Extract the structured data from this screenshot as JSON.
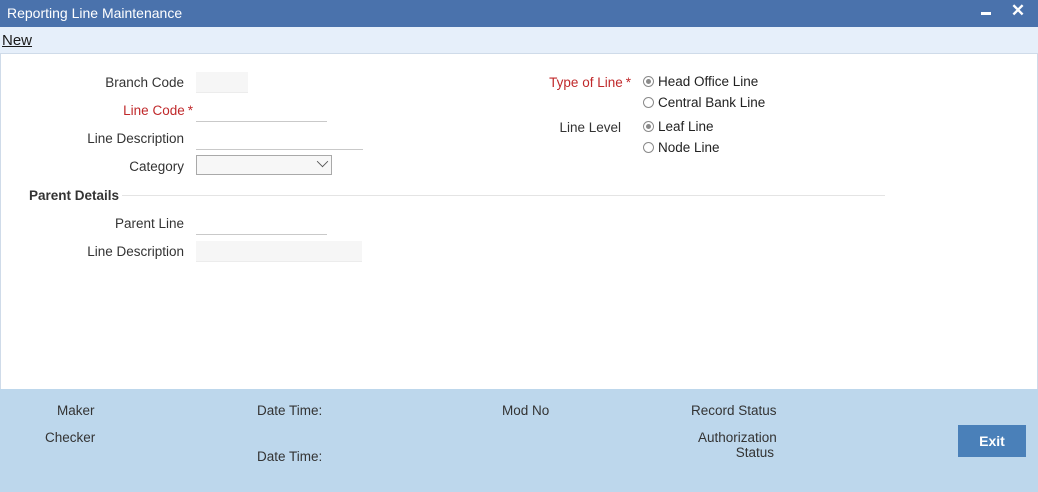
{
  "window": {
    "title": "Reporting Line Maintenance",
    "minimize_icon": "minimize-icon",
    "close_icon": "close-icon",
    "close_glyph": "✕"
  },
  "toolbar": {
    "new_label": "New"
  },
  "form": {
    "branch_code": {
      "label": "Branch Code",
      "value": ""
    },
    "line_code": {
      "label": "Line Code",
      "required_mark": "*",
      "value": ""
    },
    "line_description": {
      "label": "Line Description",
      "value": ""
    },
    "category": {
      "label": "Category",
      "value": ""
    },
    "type_of_line": {
      "label": "Type of Line",
      "required_mark": "*",
      "options": [
        "Head Office Line",
        "Central Bank Line"
      ],
      "selected": "Head Office Line"
    },
    "line_level": {
      "label": "Line Level",
      "options": [
        "Leaf Line",
        "Node Line"
      ],
      "selected": "Leaf Line"
    }
  },
  "parent_details": {
    "title": "Parent Details",
    "parent_line": {
      "label": "Parent Line",
      "value": ""
    },
    "line_description": {
      "label": "Line Description",
      "value": ""
    }
  },
  "footer": {
    "maker": "Maker",
    "checker": "Checker",
    "date_time_1": "Date Time:",
    "date_time_2": "Date Time:",
    "mod_no": "Mod No",
    "record_status": "Record Status",
    "authorization_status_line1": "Authorization",
    "authorization_status_line2": "Status",
    "exit_label": "Exit"
  },
  "colors": {
    "title_bar": "#4a72ac",
    "required": "#c0292b",
    "footer": "#bdd7ec",
    "exit_button": "#4a80b9"
  }
}
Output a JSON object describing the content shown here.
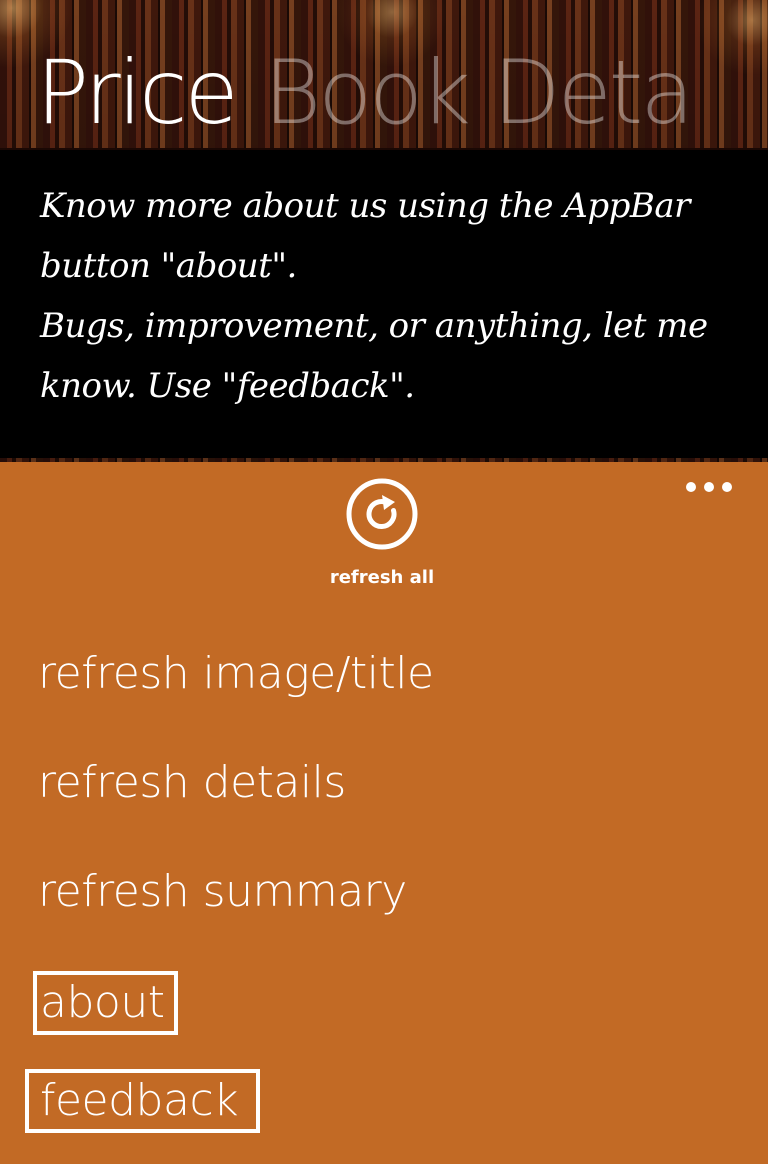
{
  "pivot": {
    "active_title": "Price",
    "next_title": "Book Deta"
  },
  "info": {
    "line1": "Know more about us using the AppBar button \"about\".",
    "line2": "Bugs, improvement, or anything, let me know. Use \"feedback\"."
  },
  "appbar": {
    "icon_buttons": [
      {
        "label": "refresh all",
        "icon": "refresh-icon"
      }
    ],
    "menu_items": [
      {
        "label": "refresh image/title"
      },
      {
        "label": "refresh details"
      },
      {
        "label": "refresh summary"
      },
      {
        "label": "about"
      },
      {
        "label": "feedback"
      }
    ],
    "more_icon": "ellipsis-icon",
    "background_color": "#c26a25"
  },
  "colors": {
    "accent": "#c26a25",
    "panel": "#000000",
    "text": "#ffffff"
  }
}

Exercise goal - Working from the listing above, pick out every line that has "Head" and copy it.

Complete answer -
        "Head Office Line",
      "selected": "Head Office Line"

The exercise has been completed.